EXERCISE PROMPT: Go through the listing and return every line with "其实不然" in it.

▶

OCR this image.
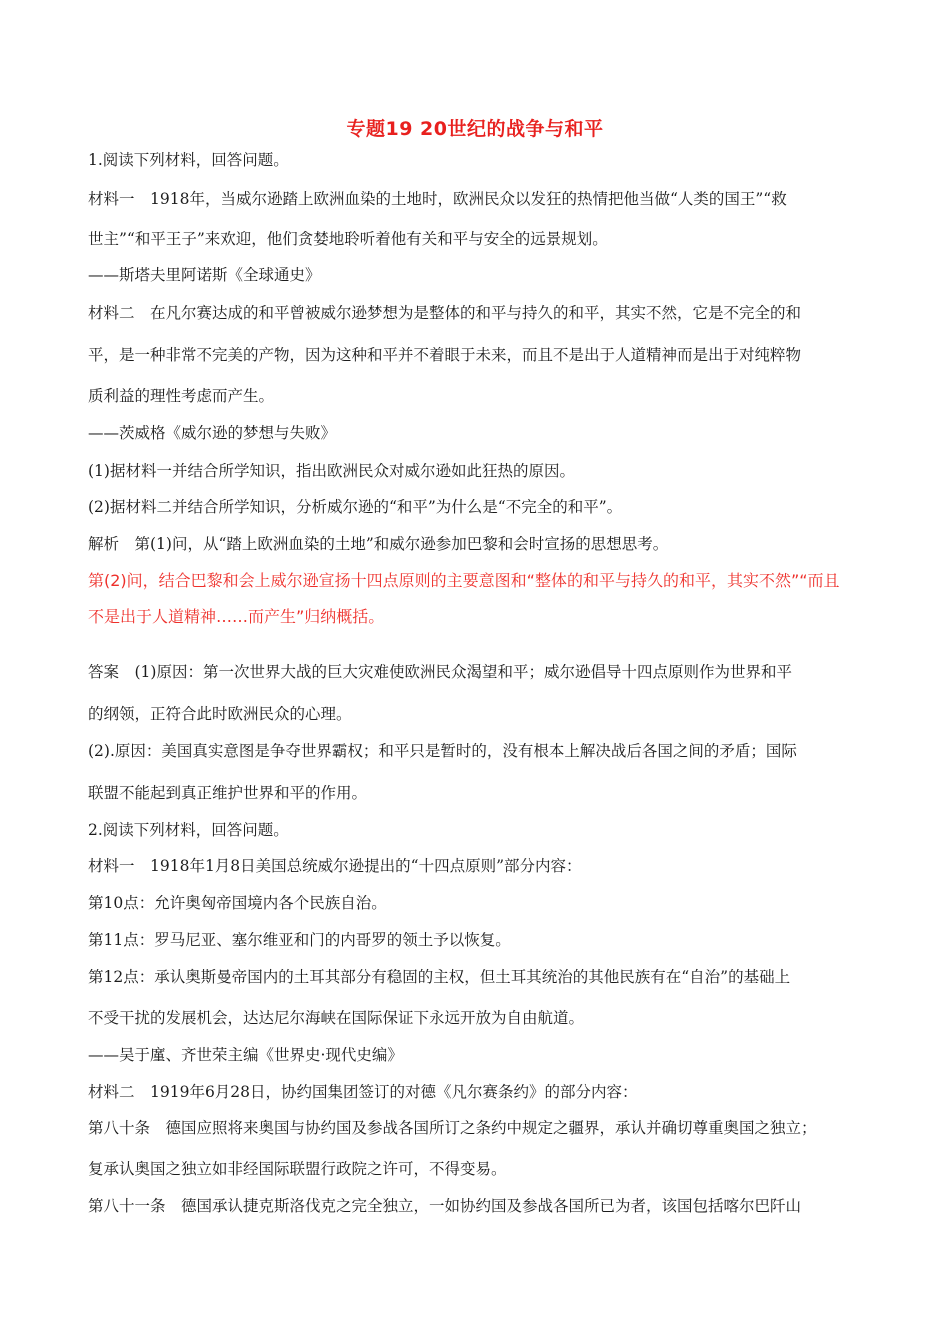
专题19 20世纪的战争与和平
1.阅读下列材料，回答问题。
材料一　1918年，当威尔逊踏上欧洲血染的土地时，欧洲民众以发狂的热情把他当做“人类的国王”“救
世主”“和平王子”来欢迎，他们贪婪地聆听着他有关和平与安全的远景规划。
——斯塔夫里阿诺斯《全球通史》
材料二　在凡尔赛达成的和平曾被威尔逊梦想为是整体的和平与持久的和平，其实不然，它是不完全的和
平，是一种非常不完美的产物，因为这种和平并不着眼于未来，而且不是出于人道精神而是出于对纯粹物
质利益的理性考虑而产生。
——茨威格《威尔逊的梦想与失败》
(1)据材料一并结合所学知识，指出欧洲民众对威尔逊如此狂热的原因。
(2)据材料二并结合所学知识，分析威尔逊的“和平”为什么是“不完全的和平”。
解析　第(1)问，从“踏上欧洲血染的土地”和威尔逊参加巴黎和会时宣扬的思想思考。
第(2)问，结合巴黎和会上威尔逊宣扬十四点原则的主要意图和“整体的和平与持久的和平，其实不然”“而且
不是出于人道精神……而产生”归纳概括。
答案　(1)原因：第一次世界大战的巨大灾难使欧洲民众渴望和平；威尔逊倡导十四点原则作为世界和平
的纲领，正符合此时欧洲民众的心理。
(2).原因：美国真实意图是争夺世界霸权；和平只是暂时的，没有根本上解决战后各国之间的矛盾；国际
联盟不能起到真正维护世界和平的作用。
2.阅读下列材料，回答问题。
材料一　1918年1月8日美国总统威尔逊提出的“十四点原则”部分内容：
第10点：允许奥匈帝国境内各个民族自治。
第11点：罗马尼亚、塞尔维亚和门的内哥罗的领土予以恢复。
第12点：承认奥斯曼帝国内的土耳其部分有稳固的主权，但土耳其统治的其他民族有在“自治”的基础上
不受干扰的发展机会，达达尼尔海峡在国际保证下永远开放为自由航道。
——吴于廑、齐世荣主编《世界史·现代史编》
材料二　1919年6月28日，协约国集团签订的对德《凡尔赛条约》的部分内容：
第八十条　德国应照将来奥国与协约国及参战各国所订之条约中规定之疆界，承认并确切尊重奥国之独立；
复承认奥国之独立如非经国际联盟行政院之许可，不得变易。
第八十一条　德国承认捷克斯洛伐克之完全独立，一如协约国及参战各国所已为者，该国包括喀尔巴阡山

◀

THE REPLY:
材料二　在凡尔赛达成的和平曾被威尔逊梦想为是整体的和平与持久的和平，其实不然，它是不完全的和
第(2)问，结合巴黎和会上威尔逊宣扬十四点原则的主要意图和“整体的和平与持久的和平，其实不然”“而且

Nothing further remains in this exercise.